↓

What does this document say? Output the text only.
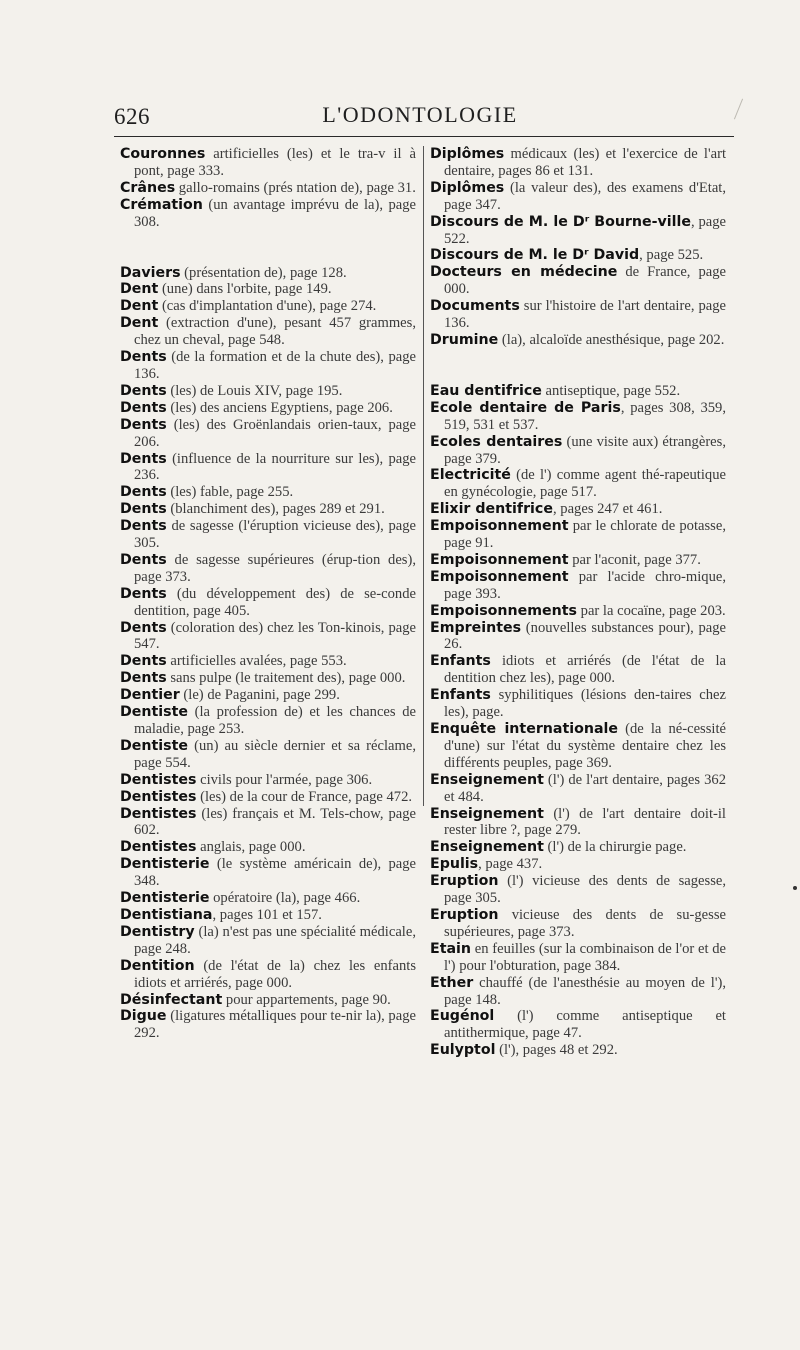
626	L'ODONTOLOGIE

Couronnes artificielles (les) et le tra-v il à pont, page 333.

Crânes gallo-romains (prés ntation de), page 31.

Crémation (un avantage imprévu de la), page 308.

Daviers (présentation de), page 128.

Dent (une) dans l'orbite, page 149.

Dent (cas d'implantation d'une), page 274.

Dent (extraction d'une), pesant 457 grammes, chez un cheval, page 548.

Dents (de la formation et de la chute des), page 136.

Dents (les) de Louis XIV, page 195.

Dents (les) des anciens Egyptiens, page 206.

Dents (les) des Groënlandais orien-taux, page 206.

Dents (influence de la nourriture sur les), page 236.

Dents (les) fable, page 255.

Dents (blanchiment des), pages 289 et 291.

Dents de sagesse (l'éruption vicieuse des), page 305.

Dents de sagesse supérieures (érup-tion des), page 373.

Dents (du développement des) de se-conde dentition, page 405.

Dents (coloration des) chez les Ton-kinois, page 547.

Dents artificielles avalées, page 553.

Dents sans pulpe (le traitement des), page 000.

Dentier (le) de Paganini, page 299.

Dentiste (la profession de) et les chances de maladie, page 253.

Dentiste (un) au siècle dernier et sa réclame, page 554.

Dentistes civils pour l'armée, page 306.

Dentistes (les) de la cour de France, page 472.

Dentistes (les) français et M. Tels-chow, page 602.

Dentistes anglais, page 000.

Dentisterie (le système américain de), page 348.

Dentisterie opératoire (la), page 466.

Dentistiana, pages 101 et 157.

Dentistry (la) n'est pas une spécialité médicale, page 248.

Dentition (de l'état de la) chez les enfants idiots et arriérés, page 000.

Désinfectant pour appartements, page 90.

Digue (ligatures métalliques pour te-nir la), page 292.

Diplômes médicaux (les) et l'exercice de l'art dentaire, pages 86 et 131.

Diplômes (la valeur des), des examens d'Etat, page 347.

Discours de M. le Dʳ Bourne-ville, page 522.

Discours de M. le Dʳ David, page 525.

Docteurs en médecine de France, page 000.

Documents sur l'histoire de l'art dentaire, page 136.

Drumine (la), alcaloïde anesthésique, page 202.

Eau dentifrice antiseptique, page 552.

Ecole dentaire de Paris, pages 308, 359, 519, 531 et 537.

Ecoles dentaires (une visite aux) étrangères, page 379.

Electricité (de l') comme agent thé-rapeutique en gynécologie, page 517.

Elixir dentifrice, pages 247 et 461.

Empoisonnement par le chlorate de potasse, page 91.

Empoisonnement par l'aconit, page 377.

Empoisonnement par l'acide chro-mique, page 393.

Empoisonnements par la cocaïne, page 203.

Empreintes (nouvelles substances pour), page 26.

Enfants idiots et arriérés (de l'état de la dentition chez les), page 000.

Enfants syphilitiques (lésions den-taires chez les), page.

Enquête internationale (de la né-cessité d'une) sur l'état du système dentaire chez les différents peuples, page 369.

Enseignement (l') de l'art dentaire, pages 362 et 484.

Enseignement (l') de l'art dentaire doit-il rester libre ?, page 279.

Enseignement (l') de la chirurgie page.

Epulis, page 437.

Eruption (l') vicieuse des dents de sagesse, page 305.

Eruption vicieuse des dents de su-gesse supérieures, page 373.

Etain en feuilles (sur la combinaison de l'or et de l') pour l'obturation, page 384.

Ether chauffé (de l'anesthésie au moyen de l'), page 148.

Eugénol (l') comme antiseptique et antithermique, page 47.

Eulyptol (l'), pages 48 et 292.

↑

Pull every line containing the word "pages" out of the material.

* [Task result]:
Dents (blanchiment des), pages 289 et 291.
Dentistiana, pages 101 et 157.
Diplômes médicaux (les) et l'exercice de l'art dentaire, pages 86 et 131.
Ecole dentaire de Paris, pages 308, 359, 519, 531 et 537.
Elixir dentifrice, pages 247 et 461.
Enseignement (l') de l'art dentaire, pages 362 et 484.
Eulyptol (l'), pages 48 et 292.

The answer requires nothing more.